■ DATA LINES:
--

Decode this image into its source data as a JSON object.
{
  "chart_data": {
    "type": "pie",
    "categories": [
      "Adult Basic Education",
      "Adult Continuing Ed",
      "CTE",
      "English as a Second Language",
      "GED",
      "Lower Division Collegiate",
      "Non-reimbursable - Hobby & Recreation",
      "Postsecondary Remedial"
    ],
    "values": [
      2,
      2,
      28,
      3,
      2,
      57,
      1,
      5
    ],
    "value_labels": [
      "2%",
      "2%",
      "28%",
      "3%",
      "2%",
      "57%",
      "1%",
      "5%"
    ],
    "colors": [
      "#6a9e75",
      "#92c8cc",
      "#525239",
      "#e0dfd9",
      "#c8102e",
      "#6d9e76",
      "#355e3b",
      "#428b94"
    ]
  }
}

--

Write the material out exactly, with nothing left out.

Decode this image into its source data as a JSON object.
{
  "chart_data": {
    "type": "pie",
    "categories": [
      "Adult Basic Education",
      "Adult Continuing Ed",
      "CTE",
      "English as a Second Language",
      "GED",
      "Lower Division Collegiate",
      "Non-reimbursable - Hobby & Recreation",
      "Postsecondary Remedial"
    ],
    "values": [
      2,
      2,
      28,
      3,
      2,
      57,
      1,
      5
    ],
    "value_labels": [
      "2%",
      "2%",
      "28%",
      "3%",
      "2%",
      "57%",
      "1%",
      "5%"
    ],
    "colors": [
      "#6a9e75",
      "#92c8cc",
      "#525239",
      "#e0dfd9",
      "#c8102e",
      "#6d9e76",
      "#355e3b",
      "#428b94"
    ]
  }
}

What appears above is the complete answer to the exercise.